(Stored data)
+-------+

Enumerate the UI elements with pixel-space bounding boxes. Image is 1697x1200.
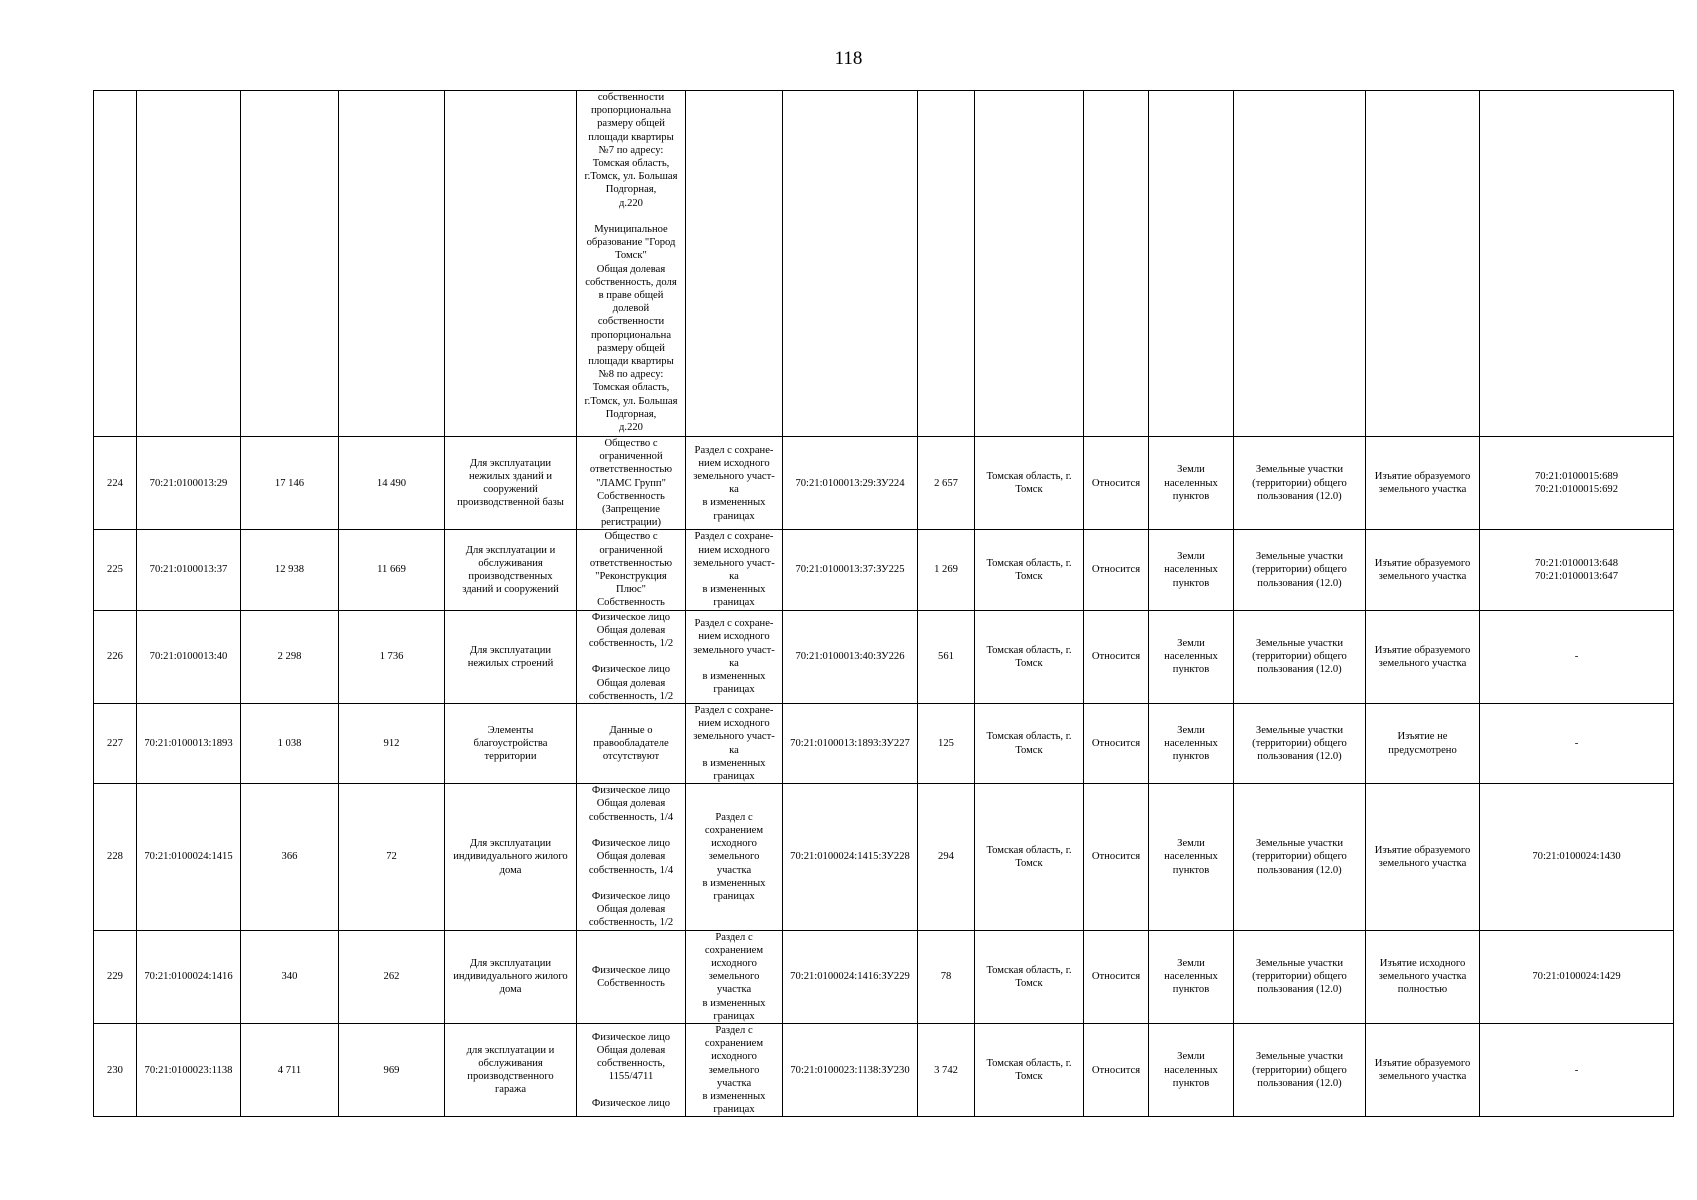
cell-objects: 70:21:0100024:1429 xyxy=(1480,930,1674,1023)
cell-area-part: 969 xyxy=(339,1023,445,1116)
cell-new-id: 70:21:0100013:37:ЗУ225 xyxy=(783,530,918,610)
cell-objects: - xyxy=(1480,704,1674,784)
cell-address: Томская область, г. Томск xyxy=(975,1023,1084,1116)
cell-use: Земельные участки (территории) общего пользования (12.0) xyxy=(1234,1023,1366,1116)
cell-new-area: 561 xyxy=(918,610,975,703)
cell-num: 228 xyxy=(94,784,137,930)
cell-address: Томская область, г. Томск xyxy=(975,437,1084,530)
table-row xyxy=(94,704,1674,784)
cell-purpose: Для эксплуатации нежилых зданий и сооружений производственной базы xyxy=(445,437,577,530)
cell-num: 225 xyxy=(94,530,137,610)
cell-area-total: 4 711 xyxy=(241,1023,339,1116)
cell-seizure: Изъятие не предусмотрено xyxy=(1366,704,1480,784)
cell-seizure: Изъятие образуемого земельного участка xyxy=(1366,784,1480,930)
cell-objects: - xyxy=(1480,610,1674,703)
cell-relates: Относится xyxy=(1084,530,1149,610)
cell-objects: 70:21:0100024:1430 xyxy=(1480,784,1674,930)
cell-area-total xyxy=(241,91,339,437)
cell-area-part: 14 490 xyxy=(339,437,445,530)
cell-cadastral: 70:21:0100013:29 xyxy=(137,437,241,530)
cell-address: Томская область, г. Томск xyxy=(975,704,1084,784)
cell-method: Раздел с сохране- нием исходного земельного участ- ка в измененных границах xyxy=(686,437,783,530)
cell-relates: Относится xyxy=(1084,704,1149,784)
cell-use: Земельные участки (территории) общего пользования (12.0) xyxy=(1234,930,1366,1023)
cell-num xyxy=(94,91,137,437)
cell-relates: Относится xyxy=(1084,610,1149,703)
cell-owner: Общество с ограниченной ответственностью "Реконструкция Плюс" Собственность xyxy=(577,530,686,610)
cell-method: Раздел с сохранением исходного земельного участка в измененных границах xyxy=(686,930,783,1023)
cell-address: Томская область, г. Томск xyxy=(975,784,1084,930)
cell-category: Земли населенных пунктов xyxy=(1149,784,1234,930)
cell-seizure xyxy=(1366,91,1480,437)
cell-cadastral: 70:21:0100013:1893 xyxy=(137,704,241,784)
cell-category: Земли населенных пунктов xyxy=(1149,530,1234,610)
cell-purpose: Для эксплуатации индивидуального жилого дома xyxy=(445,930,577,1023)
table-row xyxy=(94,530,1674,610)
cell-relates: Относится xyxy=(1084,1023,1149,1116)
cell-num: 230 xyxy=(94,1023,137,1116)
cell-num: 227 xyxy=(94,704,137,784)
cell-seizure: Изъятие образуемого земельного участка xyxy=(1366,610,1480,703)
cell-address: Томская область, г. Томск xyxy=(975,610,1084,703)
table-row xyxy=(94,610,1674,703)
cell-new-id: 70:21:0100024:1416:ЗУ229 xyxy=(783,930,918,1023)
cell-owner: Общество с ограниченной ответственностью "ЛАМС Групп" Собственность (Запрещение регистрации) xyxy=(577,437,686,530)
cell-objects: - xyxy=(1480,1023,1674,1116)
cell-new-area xyxy=(918,91,975,437)
cell-cadastral: 70:21:0100013:37 xyxy=(137,530,241,610)
cell-new-id: 70:21:0100013:40:ЗУ226 xyxy=(783,610,918,703)
table-row xyxy=(94,437,1674,530)
cell-owner: Физическое лицо Собственность xyxy=(577,930,686,1023)
cell-objects xyxy=(1480,91,1674,437)
cell-new-id: 70:21:0100024:1415:ЗУ228 xyxy=(783,784,918,930)
cell-category: Земли населенных пунктов xyxy=(1149,1023,1234,1116)
cell-area-total: 340 xyxy=(241,930,339,1023)
cell-category: Земли населенных пунктов xyxy=(1149,930,1234,1023)
cell-area-part: 11 669 xyxy=(339,530,445,610)
cell-use: Земельные участки (территории) общего пользования (12.0) xyxy=(1234,784,1366,930)
cell-relates: Относится xyxy=(1084,784,1149,930)
cell-owner: собственности пропорциональна размеру общей площади квартиры №7 по адресу: Томская область, г.Томск, ул. Большая Подгорная, д.220 Муниципальное образование "Город Томск" Общая долевая собственность, доля в праве общей долевой собственности пропорциональна размеру общей площади квартиры №8 по адресу: Томская область, г.Томск, ул. Большая Подгорная, д.220 xyxy=(577,91,686,437)
cell-new-id xyxy=(783,91,918,437)
cell-area-total: 17 146 xyxy=(241,437,339,530)
cell-new-area: 2 657 xyxy=(918,437,975,530)
cell-new-id: 70:21:0100023:1138:ЗУ230 xyxy=(783,1023,918,1116)
cell-method: Раздел с сохранением исходного земельного участка в измененных границах xyxy=(686,784,783,930)
cell-cadastral: 70:21:0100024:1415 xyxy=(137,784,241,930)
cell-owner: Физическое лицо Общая долевая собственность, 1155/4711 Физическое лицо xyxy=(577,1023,686,1116)
cell-new-id: 70:21:0100013:1893:ЗУ227 xyxy=(783,704,918,784)
land-plots-table xyxy=(93,90,1674,1117)
cell-new-area: 1 269 xyxy=(918,530,975,610)
cell-area-part: 912 xyxy=(339,704,445,784)
cell-new-id: 70:21:0100013:29:ЗУ224 xyxy=(783,437,918,530)
cell-method: Раздел с сохране- нием исходного земельного участ- ка в измененных границах xyxy=(686,704,783,784)
cell-area-part: 262 xyxy=(339,930,445,1023)
cell-use: Земельные участки (территории) общего пользования (12.0) xyxy=(1234,530,1366,610)
cell-new-area: 294 xyxy=(918,784,975,930)
cell-new-area: 125 xyxy=(918,704,975,784)
cell-area-total: 1 038 xyxy=(241,704,339,784)
cell-objects: 70:21:0100013:648 70:21:0100013:647 xyxy=(1480,530,1674,610)
cell-purpose: Для эксплуатации и обслуживания производственных зданий и сооружений xyxy=(445,530,577,610)
table-row xyxy=(94,1023,1674,1116)
cell-purpose xyxy=(445,91,577,437)
cell-area-part: 72 xyxy=(339,784,445,930)
cell-num: 229 xyxy=(94,930,137,1023)
cell-address xyxy=(975,91,1084,437)
cell-num: 226 xyxy=(94,610,137,703)
cell-cadastral xyxy=(137,91,241,437)
cell-method: Раздел с сохране- нием исходного земельного участ- ка в измененных границах xyxy=(686,610,783,703)
cell-num: 224 xyxy=(94,437,137,530)
table-row xyxy=(94,784,1674,930)
cell-area-part xyxy=(339,91,445,437)
cell-seizure: Изъятие образуемого земельного участка xyxy=(1366,437,1480,530)
cell-area-part: 1 736 xyxy=(339,610,445,703)
cell-relates: Относится xyxy=(1084,930,1149,1023)
cell-purpose: Для эксплуатации нежилых строений xyxy=(445,610,577,703)
cell-category xyxy=(1149,91,1234,437)
cell-address: Томская область, г. Томск xyxy=(975,930,1084,1023)
cell-area-total: 12 938 xyxy=(241,530,339,610)
cell-new-area: 3 742 xyxy=(918,1023,975,1116)
cell-relates xyxy=(1084,91,1149,437)
cell-category: Земли населенных пунктов xyxy=(1149,704,1234,784)
cell-purpose: Элементы благоустройства территории xyxy=(445,704,577,784)
cell-use: Земельные участки (территории) общего пользования (12.0) xyxy=(1234,704,1366,784)
cell-relates: Относится xyxy=(1084,437,1149,530)
cell-method: Раздел с сохране- нием исходного земельного участ- ка в измененных границах xyxy=(686,530,783,610)
cell-objects: 70:21:0100015:689 70:21:0100015:692 xyxy=(1480,437,1674,530)
cell-owner: Физическое лицо Общая долевая собственность, 1/4 Физическое лицо Общая долевая собственность, 1/4 Физическое лицо Общая долевая собственность, 1/2 xyxy=(577,784,686,930)
table-row xyxy=(94,930,1674,1023)
cell-category: Земли населенных пунктов xyxy=(1149,610,1234,703)
cell-use xyxy=(1234,91,1366,437)
cell-purpose: Для эксплуатации индивидуального жилого дома xyxy=(445,784,577,930)
cell-area-total: 366 xyxy=(241,784,339,930)
cell-owner: Физическое лицо Общая долевая собственность, 1/2 Физическое лицо Общая долевая собственность, 1/2 xyxy=(577,610,686,703)
cell-seizure: Изъятие исходного земельного участка полностью xyxy=(1366,930,1480,1023)
cell-purpose: для эксплуатации и обслуживания производственного гаража xyxy=(445,1023,577,1116)
cell-area-total: 2 298 xyxy=(241,610,339,703)
cell-seizure: Изъятие образуемого земельного участка xyxy=(1366,530,1480,610)
cell-category: Земли населенных пунктов xyxy=(1149,437,1234,530)
cell-cadastral: 70:21:0100024:1416 xyxy=(137,930,241,1023)
cell-address: Томская область, г. Томск xyxy=(975,530,1084,610)
cell-seizure: Изъятие образуемого земельного участка xyxy=(1366,1023,1480,1116)
cell-method xyxy=(686,91,783,437)
cell-method: Раздел с сохранением исходного земельного участка в измененных границах xyxy=(686,1023,783,1116)
cell-new-area: 78 xyxy=(918,930,975,1023)
cell-cadastral: 70:21:0100023:1138 xyxy=(137,1023,241,1116)
cell-use: Земельные участки (территории) общего пользования (12.0) xyxy=(1234,437,1366,530)
cell-owner: Данные о правообладателе отсутствуют xyxy=(577,704,686,784)
cell-use: Земельные участки (территории) общего пользования (12.0) xyxy=(1234,610,1366,703)
page-number: 118 xyxy=(834,48,863,69)
cell-cadastral: 70:21:0100013:40 xyxy=(137,610,241,703)
table-row-continuation xyxy=(94,91,1674,437)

+-------+

**Task directions**
Reproduce the lines of the listing from the line containing "cell-objects: 70:21:0100024:1429 xyxy=(1480,930,1674,1023)" through the line containing "пользования (12.0) xyxy=(1234,1023,1366,1116)", keeping both of those lines.

**Exercise result**
cell-objects: 70:21:0100024:1429 xyxy=(1480,930,1674,1023)
cell-area-part: 969 xyxy=(339,1023,445,1116)
cell-new-id: 70:21:0100013:37:ЗУ225 xyxy=(783,530,918,610)
cell-objects: - xyxy=(1480,704,1674,784)
cell-address: Томская область, г. Томск xyxy=(975,1023,1084,1116)
cell-use: Земельные участки (территории) общего пользования (12.0) xyxy=(1234,1023,1366,1116)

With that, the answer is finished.